**WHAT IS REQUIRED:** Put every line of the records into a numbered list, skipping blank lines and leaving the pictures out.

Layout region records:

━━━━━━━━━━

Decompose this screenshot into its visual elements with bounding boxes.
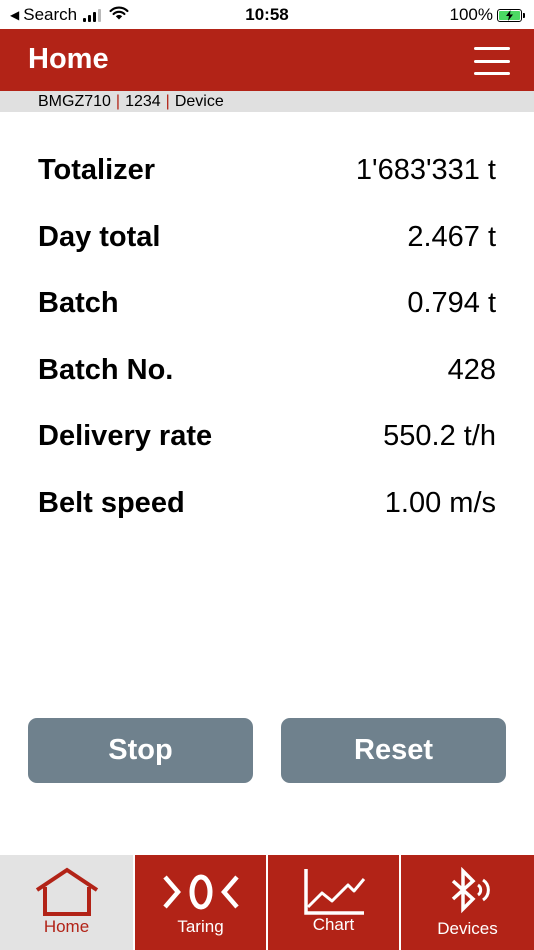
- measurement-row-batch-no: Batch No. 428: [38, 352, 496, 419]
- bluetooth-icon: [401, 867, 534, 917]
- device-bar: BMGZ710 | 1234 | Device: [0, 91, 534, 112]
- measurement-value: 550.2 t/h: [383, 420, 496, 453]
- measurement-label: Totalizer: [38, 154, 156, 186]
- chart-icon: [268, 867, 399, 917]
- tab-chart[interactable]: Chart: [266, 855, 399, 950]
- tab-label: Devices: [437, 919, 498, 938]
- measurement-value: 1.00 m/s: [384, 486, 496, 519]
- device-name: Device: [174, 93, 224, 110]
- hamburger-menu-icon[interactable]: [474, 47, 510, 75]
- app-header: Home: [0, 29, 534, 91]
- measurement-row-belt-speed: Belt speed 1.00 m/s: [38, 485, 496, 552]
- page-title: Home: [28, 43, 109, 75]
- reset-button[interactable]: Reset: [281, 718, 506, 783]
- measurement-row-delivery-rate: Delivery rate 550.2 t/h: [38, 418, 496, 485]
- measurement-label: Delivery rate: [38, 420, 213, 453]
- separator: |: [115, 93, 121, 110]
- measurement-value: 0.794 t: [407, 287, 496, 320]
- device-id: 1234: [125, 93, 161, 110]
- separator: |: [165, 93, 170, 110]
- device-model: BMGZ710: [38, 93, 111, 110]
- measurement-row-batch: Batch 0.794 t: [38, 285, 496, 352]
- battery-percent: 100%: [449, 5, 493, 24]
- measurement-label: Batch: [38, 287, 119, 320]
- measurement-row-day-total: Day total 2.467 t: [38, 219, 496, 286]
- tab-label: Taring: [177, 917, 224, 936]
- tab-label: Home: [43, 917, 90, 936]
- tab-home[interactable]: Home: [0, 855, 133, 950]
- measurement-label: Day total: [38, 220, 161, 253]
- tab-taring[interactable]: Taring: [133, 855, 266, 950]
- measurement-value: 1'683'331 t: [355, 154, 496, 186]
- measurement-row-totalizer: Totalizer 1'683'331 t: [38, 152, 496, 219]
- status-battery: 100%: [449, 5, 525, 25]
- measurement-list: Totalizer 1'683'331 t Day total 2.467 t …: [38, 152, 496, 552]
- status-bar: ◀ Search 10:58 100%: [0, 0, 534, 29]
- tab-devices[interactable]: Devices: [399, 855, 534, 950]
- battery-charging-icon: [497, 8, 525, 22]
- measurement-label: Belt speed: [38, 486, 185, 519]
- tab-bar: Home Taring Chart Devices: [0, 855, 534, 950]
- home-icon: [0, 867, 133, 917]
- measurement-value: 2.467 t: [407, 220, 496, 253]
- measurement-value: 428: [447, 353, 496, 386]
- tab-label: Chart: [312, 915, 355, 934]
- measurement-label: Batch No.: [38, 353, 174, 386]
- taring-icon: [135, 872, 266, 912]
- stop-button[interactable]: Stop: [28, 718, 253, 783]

━━━━━━━━━━

**RESULT:**
1. Decompose this screenshot into its visual elements with bounding boxes.
2. - measurement-row-batch-no: Batch No. 428: [38, 352, 496, 419]
3. - bluetooth-icon: [401, 867, 534, 917]
4. - device-bar: BMGZ710 | 1234 | Device: [0, 91, 534, 112]
5. - measurement-value: 550.2 t/h: [383, 420, 496, 453]
6. - measurement-label: Totalizer: [38, 154, 156, 186]
7. - chart-icon: [268, 867, 399, 917]
8. - tab-chart[interactable]: Chart: [266, 855, 399, 950]
9. - tab-label: Devices: [437, 919, 498, 938]
10. - measurement-value: 1.00 m/s: [384, 486, 496, 519]
11. - device-name: Device: [174, 93, 224, 110]
12. - hamburger-menu-icon[interactable]: [474, 47, 510, 75]
13. - app-header: Home: [0, 29, 534, 91]
14. - measurement-row-belt-speed: Belt speed 1.00 m/s: [38, 485, 496, 552]
15. - page-title: Home: [28, 43, 109, 75]
16. - reset-button[interactable]: Reset: [281, 718, 506, 783]
17. - measurement-row-delivery-rate: Delivery rate 550.2 t/h: [38, 418, 496, 485]
18. - measurement-label: Delivery rate: [38, 420, 213, 453]
19. - separator: |: [115, 93, 121, 110]
20. - measurement-value: 0.794 t: [407, 287, 496, 320]
21. - device-id: 1234: [125, 93, 161, 110]
22. - separator: |: [165, 93, 170, 110]
23. - device-model: BMGZ710: [38, 93, 111, 110]
24. - measurement-row-batch: Batch 0.794 t: [38, 285, 496, 352]
25. - battery-percent: 100%: [449, 5, 493, 24]
26. - measurement-label: Batch: [38, 287, 119, 320]
27. - measurement-row-day-total: Day total 2.467 t: [38, 219, 496, 286]
28. - tab-label: Taring: [177, 917, 224, 936]
29. - tab-label: Home: [43, 917, 90, 936]
30. - tab-home[interactable]: Home: [0, 855, 133, 950]
31. - measurement-label: Day total: [38, 220, 161, 253]
32. - tab-taring[interactable]: Taring: [133, 855, 266, 950]
33. - measurement-value: 1'683'331 t: [355, 154, 496, 186]
34. - measurement-row-totalizer: Totalizer 1'683'331 t: [38, 152, 496, 219]
35. - status-battery: 100%: [449, 5, 525, 25]
36. - measurement-list: Totalizer 1'683'331 t Day total 2.467 t …: [38, 152, 496, 552]
37. - status-bar: ◀ Search 10:58 100%: [0, 0, 534, 29]
38. - tab-devices[interactable]: Devices: [399, 855, 534, 950]
39. - battery-charging-icon: [497, 8, 525, 22]
40. - measurement-label: Belt speed: [38, 486, 185, 519]
41. - tab-bar: Home Taring Chart Devices: [0, 855, 534, 950]
42. - home-icon: [0, 867, 133, 917]
43. - measurement-value: 2.467 t: [407, 220, 496, 253]
44. - measurement-value: 428: [447, 353, 496, 386]
45. - tab-label: Chart: [312, 915, 355, 934]
46. - measurement-label: Batch No.: [38, 353, 174, 386]
47. - taring-icon: [135, 872, 266, 912]
48. - stop-button[interactable]: Stop: [28, 718, 253, 783]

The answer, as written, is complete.